**Instruction**
Find the word "含量的变化" in the listing; pull out each line holding it.

[Data items]
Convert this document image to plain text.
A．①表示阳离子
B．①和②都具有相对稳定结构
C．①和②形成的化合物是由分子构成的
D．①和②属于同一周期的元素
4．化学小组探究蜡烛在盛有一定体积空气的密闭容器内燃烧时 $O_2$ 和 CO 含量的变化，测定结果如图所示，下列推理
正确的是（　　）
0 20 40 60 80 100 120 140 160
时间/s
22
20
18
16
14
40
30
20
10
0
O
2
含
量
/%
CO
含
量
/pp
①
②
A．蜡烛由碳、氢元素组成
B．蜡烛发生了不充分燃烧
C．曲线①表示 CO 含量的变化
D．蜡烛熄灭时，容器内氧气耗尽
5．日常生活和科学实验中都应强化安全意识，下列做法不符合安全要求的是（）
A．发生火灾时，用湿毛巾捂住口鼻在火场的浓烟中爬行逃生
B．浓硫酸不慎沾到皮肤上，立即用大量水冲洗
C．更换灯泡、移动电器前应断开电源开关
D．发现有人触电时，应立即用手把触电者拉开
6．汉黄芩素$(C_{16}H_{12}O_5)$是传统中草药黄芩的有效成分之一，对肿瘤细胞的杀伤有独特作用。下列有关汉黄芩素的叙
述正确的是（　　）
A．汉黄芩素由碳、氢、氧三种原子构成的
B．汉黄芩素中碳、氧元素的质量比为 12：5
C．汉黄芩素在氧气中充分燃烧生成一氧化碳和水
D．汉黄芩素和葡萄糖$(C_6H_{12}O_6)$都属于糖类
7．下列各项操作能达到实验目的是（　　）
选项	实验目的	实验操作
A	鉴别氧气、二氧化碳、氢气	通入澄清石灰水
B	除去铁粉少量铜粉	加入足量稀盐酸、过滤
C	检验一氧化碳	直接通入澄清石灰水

**Result for this exercise**
4．化学小组探究蜡烛在盛有一定体积空气的密闭容器内燃烧时 $O_2$ 和 CO 含量的变化，测定结果如图所示，下列推理
C．曲线①表示 CO 含量的变化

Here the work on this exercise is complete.